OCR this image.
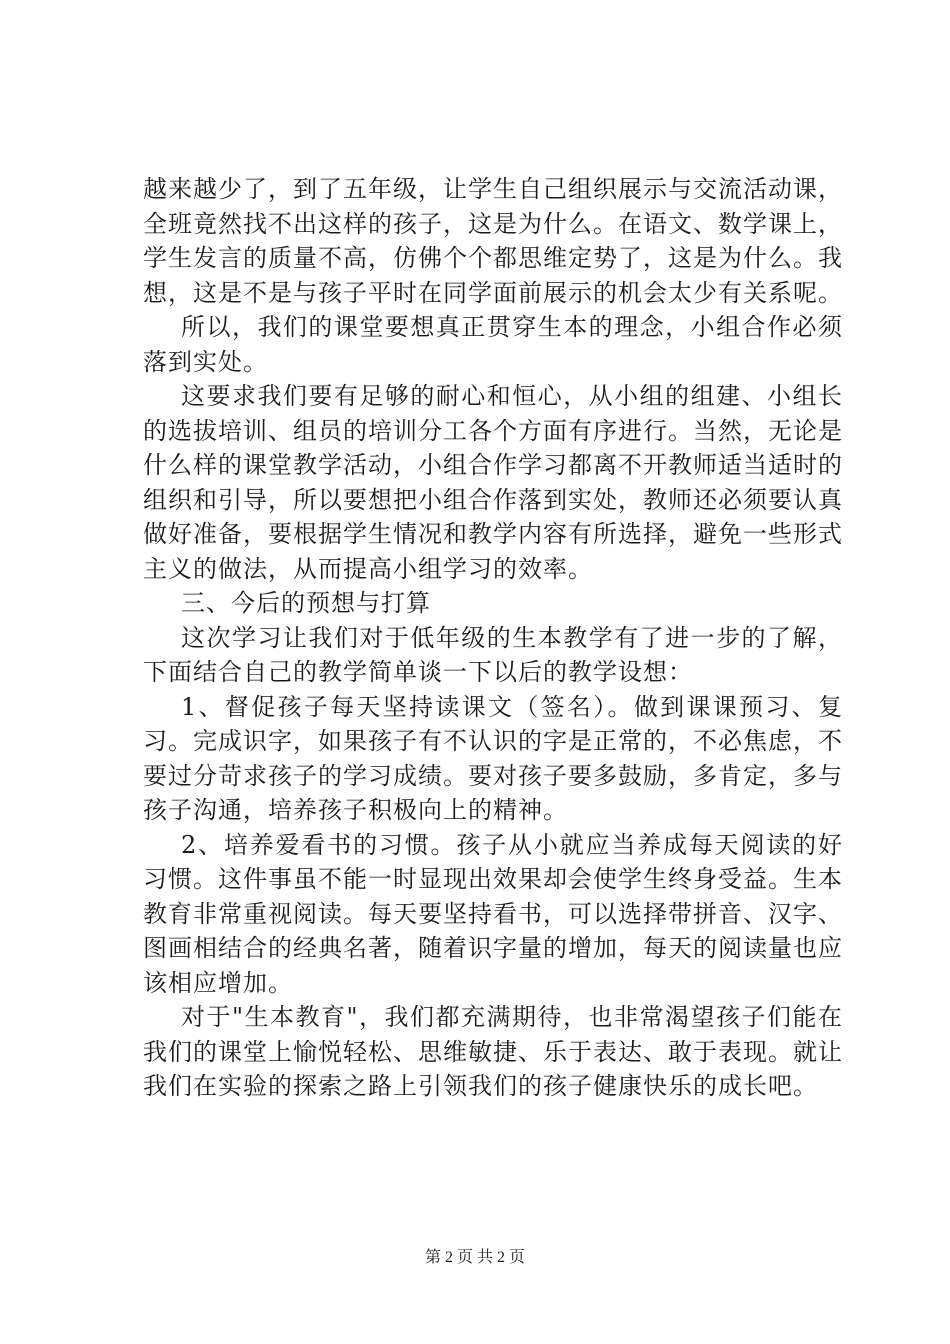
越来越少了，到了五年级，让学生自己组织展示与交流活动课，全班竟然找不出这样的孩子，这是为什么。在语文、数学课上，学生发言的质量不高，仿佛个个都思维定势了，这是为什么。我想，这是不是与孩子平时在同学面前展示的机会太少有关系呢。

所以，我们的课堂要想真正贯穿生本的理念，小组合作必须落到实处。

这要求我们要有足够的耐心和恒心，从小组的组建、小组长的选拔培训、组员的培训分工各个方面有序进行。当然，无论是什么样的课堂教学活动，小组合作学习都离不开教师适当适时的组织和引导，所以要想把小组合作落到实处，教师还必须要认真做好准备，要根据学生情况和教学内容有所选择，避免一些形式主义的做法，从而提高小组学习的效率。

三、今后的预想与打算

这次学习让我们对于低年级的生本教学有了进一步的了解，下面结合自己的教学简单谈一下以后的教学设想：

1、督促孩子每天坚持读课文（签名）。做到课课预习、复习。完成识字，如果孩子有不认识的字是正常的，不必焦虑，不要过分苛求孩子的学习成绩。要对孩子要多鼓励，多肯定，多与孩子沟通，培养孩子积极向上的精神。

2、培养爱看书的习惯。孩子从小就应当养成每天阅读的好习惯。这件事虽不能一时显现出效果却会使学生终身受益。生本教育非常重视阅读。每天要坚持看书，可以选择带拼音、汉字、图画相结合的经典名著，随着识字量的增加，每天的阅读量也应该相应增加。

对于"生本教育"，我们都充满期待，也非常渴望孩子们能在我们的课堂上愉悦轻松、思维敏捷、乐于表达、敢于表现。就让我们在实验的探索之路上引领我们的孩子健康快乐的成长吧。

第 2 页 共 2 页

_YOUR TASK_
Output a faithful copy of the data, with each picture left out.

_FINISHED EXERCISE_
OCR this image.
越来越少了，到了五年级，让学生自己组织展示与交流活动课，全班竟然找不出这样的孩子，这是为什么。在语文、数学课上，学生发言的质量不高，仿佛个个都思维定势了，这是为什么。我想，这是不是与孩子平时在同学面前展示的机会太少有关系呢。

所以，我们的课堂要想真正贯穿生本的理念，小组合作必须落到实处。

这要求我们要有足够的耐心和恒心，从小组的组建、小组长的选拔培训、组员的培训分工各个方面有序进行。当然，无论是什么样的课堂教学活动，小组合作学习都离不开教师适当适时的组织和引导，所以要想把小组合作落到实处，教师还必须要认真做好准备，要根据学生情况和教学内容有所选择，避免一些形式主义的做法，从而提高小组学习的效率。

三、今后的预想与打算

这次学习让我们对于低年级的生本教学有了进一步的了解，下面结合自己的教学简单谈一下以后的教学设想：

1、督促孩子每天坚持读课文（签名）。做到课课预习、复习。完成识字，如果孩子有不认识的字是正常的，不必焦虑，不要过分苛求孩子的学习成绩。要对孩子要多鼓励，多肯定，多与孩子沟通，培养孩子积极向上的精神。

2、培养爱看书的习惯。孩子从小就应当养成每天阅读的好习惯。这件事虽不能一时显现出效果却会使学生终身受益。生本教育非常重视阅读。每天要坚持看书，可以选择带拼音、汉字、图画相结合的经典名著，随着识字量的增加，每天的阅读量也应该相应增加。

对于"生本教育"，我们都充满期待，也非常渴望孩子们能在我们的课堂上愉悦轻松、思维敏捷、乐于表达、敢于表现。就让我们在实验的探索之路上引领我们的孩子健康快乐的成长吧。

第 2 页 共 2 页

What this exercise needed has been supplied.